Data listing
** begin **

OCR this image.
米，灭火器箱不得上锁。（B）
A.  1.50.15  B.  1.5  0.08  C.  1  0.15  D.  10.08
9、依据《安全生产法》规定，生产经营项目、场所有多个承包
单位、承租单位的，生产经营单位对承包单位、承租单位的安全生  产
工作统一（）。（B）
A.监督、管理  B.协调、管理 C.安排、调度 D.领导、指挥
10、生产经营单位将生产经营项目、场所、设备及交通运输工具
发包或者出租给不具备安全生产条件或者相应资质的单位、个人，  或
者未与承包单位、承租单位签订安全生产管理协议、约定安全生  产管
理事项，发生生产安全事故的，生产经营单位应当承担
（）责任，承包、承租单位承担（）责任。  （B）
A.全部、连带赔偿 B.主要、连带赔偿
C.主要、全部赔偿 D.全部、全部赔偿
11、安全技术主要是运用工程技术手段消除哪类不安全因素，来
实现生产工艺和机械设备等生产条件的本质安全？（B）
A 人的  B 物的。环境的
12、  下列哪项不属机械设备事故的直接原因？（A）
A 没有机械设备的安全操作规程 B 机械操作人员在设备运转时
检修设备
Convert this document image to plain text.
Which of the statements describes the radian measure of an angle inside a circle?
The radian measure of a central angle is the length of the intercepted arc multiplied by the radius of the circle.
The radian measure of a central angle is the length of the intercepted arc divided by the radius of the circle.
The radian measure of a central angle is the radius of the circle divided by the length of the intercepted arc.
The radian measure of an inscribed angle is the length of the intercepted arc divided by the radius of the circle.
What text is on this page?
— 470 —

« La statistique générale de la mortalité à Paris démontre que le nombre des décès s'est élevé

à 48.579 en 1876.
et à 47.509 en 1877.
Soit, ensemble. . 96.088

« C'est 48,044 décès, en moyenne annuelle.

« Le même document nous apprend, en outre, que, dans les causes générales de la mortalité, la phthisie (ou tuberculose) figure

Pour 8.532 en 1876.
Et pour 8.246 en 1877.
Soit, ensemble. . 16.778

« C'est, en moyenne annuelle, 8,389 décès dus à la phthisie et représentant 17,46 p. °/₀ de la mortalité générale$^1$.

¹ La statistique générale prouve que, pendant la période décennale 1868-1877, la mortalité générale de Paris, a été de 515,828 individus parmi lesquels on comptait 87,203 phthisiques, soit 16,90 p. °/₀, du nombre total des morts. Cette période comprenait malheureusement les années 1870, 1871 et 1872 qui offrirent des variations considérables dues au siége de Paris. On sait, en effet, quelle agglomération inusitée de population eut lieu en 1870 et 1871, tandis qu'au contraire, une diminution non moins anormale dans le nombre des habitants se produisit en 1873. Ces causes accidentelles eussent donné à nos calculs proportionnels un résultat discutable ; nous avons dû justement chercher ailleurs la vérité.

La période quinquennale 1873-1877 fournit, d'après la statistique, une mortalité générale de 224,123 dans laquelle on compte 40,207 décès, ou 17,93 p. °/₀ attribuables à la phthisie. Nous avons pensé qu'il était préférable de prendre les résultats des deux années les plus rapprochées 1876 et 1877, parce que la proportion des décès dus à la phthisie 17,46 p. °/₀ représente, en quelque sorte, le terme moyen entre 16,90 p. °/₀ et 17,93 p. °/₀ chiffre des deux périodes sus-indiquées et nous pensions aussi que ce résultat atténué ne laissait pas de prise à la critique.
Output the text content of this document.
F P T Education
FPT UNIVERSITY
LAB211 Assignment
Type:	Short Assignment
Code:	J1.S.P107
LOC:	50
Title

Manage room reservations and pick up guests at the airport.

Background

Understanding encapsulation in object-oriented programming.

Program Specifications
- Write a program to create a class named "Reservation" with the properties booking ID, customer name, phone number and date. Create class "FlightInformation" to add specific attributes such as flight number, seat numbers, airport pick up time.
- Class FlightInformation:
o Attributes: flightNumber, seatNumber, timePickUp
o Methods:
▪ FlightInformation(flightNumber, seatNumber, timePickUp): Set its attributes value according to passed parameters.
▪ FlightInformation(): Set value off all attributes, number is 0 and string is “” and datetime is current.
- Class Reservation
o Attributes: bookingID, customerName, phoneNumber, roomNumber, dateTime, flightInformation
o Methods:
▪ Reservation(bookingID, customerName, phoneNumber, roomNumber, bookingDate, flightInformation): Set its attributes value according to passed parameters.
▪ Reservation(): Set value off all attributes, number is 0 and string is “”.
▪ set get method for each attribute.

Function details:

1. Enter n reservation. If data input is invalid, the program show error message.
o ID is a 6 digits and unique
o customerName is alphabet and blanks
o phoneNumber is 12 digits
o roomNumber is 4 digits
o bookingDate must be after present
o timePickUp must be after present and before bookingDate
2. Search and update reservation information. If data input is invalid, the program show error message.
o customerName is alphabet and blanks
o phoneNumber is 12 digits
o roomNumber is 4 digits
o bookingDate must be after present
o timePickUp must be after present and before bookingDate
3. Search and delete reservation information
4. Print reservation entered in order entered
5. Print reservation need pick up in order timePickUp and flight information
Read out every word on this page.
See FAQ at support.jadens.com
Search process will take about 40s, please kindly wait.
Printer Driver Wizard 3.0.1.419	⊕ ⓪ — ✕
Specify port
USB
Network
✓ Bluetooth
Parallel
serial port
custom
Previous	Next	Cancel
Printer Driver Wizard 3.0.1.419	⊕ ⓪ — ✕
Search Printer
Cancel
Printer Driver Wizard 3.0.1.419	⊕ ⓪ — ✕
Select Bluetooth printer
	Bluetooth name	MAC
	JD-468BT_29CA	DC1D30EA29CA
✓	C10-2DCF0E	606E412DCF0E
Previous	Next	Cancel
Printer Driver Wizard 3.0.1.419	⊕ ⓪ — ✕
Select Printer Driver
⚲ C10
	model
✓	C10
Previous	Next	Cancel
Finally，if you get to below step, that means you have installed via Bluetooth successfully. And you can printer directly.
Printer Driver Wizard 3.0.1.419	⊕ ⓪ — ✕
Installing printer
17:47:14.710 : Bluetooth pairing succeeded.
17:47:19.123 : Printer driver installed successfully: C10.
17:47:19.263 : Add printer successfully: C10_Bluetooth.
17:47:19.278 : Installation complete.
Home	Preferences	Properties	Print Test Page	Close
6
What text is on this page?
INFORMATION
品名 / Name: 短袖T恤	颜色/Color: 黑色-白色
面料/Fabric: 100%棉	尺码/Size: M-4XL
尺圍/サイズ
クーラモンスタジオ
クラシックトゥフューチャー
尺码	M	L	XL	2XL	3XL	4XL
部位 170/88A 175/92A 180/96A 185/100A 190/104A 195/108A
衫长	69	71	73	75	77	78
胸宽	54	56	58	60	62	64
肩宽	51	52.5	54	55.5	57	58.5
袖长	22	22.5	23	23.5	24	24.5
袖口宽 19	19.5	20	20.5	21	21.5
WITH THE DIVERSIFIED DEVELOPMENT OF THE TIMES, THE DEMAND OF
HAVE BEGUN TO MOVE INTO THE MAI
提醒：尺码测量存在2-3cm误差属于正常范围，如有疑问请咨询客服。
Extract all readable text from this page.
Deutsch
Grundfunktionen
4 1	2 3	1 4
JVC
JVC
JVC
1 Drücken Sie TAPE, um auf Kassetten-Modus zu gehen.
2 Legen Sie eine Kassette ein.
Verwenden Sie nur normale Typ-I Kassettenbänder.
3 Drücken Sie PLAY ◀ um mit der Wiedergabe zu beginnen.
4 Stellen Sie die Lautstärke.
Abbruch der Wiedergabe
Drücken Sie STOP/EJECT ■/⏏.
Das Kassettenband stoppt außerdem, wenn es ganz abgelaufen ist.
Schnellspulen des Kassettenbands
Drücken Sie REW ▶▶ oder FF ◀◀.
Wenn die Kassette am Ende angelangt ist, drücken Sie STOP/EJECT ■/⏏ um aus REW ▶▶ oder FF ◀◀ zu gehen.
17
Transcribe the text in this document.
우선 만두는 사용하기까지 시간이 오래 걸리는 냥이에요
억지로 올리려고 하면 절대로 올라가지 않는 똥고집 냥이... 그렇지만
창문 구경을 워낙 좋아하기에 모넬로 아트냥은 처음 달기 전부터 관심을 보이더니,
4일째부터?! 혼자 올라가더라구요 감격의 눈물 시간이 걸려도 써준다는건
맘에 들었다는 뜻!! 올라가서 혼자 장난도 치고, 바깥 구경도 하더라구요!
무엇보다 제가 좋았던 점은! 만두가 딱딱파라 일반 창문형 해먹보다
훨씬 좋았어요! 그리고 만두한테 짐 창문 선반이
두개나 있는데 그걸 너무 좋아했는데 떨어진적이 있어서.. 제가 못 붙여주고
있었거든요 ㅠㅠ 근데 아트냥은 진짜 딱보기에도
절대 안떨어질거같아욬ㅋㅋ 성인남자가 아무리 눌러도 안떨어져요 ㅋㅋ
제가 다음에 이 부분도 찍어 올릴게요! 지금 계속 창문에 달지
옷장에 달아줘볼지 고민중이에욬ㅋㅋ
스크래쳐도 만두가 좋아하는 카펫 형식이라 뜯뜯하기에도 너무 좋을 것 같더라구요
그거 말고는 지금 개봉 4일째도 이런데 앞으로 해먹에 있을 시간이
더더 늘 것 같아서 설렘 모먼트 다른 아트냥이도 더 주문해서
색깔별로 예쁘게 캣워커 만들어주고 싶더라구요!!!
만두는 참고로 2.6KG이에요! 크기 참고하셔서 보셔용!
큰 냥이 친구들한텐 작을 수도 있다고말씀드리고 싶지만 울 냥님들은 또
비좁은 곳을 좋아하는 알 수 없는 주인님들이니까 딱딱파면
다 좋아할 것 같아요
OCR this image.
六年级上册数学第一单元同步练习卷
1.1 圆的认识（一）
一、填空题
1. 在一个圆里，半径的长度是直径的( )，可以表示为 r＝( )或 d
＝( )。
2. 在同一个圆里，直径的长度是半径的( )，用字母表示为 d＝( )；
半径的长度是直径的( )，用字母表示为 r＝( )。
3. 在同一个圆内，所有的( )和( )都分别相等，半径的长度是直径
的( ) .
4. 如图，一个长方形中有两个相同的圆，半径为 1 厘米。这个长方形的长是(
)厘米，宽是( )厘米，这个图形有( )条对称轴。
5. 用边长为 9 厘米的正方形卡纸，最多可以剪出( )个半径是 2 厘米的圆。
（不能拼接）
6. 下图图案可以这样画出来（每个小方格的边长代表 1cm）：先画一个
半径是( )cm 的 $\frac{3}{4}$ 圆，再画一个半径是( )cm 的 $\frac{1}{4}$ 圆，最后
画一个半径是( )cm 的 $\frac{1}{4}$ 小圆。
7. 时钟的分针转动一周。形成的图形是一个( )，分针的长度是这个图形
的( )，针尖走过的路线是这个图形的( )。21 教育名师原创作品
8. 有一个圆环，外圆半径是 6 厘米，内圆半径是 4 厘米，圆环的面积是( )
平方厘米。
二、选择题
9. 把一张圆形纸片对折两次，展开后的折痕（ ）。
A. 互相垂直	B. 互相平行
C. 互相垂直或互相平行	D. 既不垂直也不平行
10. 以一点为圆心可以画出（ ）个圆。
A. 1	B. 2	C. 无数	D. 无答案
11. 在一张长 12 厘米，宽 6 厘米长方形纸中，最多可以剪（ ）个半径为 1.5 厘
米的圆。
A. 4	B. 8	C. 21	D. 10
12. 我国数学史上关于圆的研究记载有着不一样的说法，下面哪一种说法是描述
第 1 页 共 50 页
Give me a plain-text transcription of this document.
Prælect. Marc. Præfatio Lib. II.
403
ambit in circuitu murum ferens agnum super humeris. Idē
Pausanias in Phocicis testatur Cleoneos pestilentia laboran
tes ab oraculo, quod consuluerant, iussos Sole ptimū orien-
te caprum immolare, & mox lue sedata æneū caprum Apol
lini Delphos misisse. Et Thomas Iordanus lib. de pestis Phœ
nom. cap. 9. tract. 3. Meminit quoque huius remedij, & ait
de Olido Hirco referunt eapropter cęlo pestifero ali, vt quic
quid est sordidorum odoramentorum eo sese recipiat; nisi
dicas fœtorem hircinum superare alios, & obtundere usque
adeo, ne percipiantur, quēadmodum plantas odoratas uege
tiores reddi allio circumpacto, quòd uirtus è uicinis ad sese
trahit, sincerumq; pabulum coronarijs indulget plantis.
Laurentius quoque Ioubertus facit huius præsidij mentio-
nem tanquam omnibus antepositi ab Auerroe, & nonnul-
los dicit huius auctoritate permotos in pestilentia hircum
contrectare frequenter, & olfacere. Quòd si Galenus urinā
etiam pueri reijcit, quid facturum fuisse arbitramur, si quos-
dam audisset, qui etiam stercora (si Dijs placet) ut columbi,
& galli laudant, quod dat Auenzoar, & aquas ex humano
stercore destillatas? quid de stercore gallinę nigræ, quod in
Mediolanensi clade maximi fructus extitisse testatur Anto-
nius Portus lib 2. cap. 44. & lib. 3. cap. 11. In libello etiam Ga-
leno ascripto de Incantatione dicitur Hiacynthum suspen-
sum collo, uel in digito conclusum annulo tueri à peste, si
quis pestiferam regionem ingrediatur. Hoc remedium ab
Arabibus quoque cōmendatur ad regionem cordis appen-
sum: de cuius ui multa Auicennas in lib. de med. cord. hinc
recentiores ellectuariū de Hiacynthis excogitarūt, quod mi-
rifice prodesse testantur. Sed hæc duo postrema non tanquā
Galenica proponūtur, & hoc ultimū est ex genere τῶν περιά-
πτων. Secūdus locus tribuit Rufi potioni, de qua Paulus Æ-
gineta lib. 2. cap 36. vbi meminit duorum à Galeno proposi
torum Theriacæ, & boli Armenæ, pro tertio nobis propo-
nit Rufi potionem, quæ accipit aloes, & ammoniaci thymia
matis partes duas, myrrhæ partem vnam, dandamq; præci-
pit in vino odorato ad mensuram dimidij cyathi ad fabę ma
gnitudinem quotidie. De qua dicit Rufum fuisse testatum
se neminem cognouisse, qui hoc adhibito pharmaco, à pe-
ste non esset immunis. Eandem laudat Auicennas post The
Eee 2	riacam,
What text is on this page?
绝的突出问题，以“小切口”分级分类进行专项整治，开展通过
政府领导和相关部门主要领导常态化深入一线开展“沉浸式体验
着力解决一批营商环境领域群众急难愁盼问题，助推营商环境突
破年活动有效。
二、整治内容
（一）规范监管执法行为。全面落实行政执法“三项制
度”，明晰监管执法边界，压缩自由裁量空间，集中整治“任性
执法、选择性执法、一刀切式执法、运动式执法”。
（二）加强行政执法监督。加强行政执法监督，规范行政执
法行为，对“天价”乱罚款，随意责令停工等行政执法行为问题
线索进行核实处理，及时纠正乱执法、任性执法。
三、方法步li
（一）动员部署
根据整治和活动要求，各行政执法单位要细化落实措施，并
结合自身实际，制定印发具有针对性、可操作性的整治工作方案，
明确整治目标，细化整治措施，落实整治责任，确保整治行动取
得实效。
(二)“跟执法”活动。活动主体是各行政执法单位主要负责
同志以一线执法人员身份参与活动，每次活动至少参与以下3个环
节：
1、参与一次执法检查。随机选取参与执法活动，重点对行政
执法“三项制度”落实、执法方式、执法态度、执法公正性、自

** end **

> What you have to do
All lines in the data that contain the word "Auicennas" should be copied.

> Task solution
sum: de cuius ui multa Auicennas in lib. de med. cord. hinc
ste non esset immunis. Eandem laudat Auicennas post The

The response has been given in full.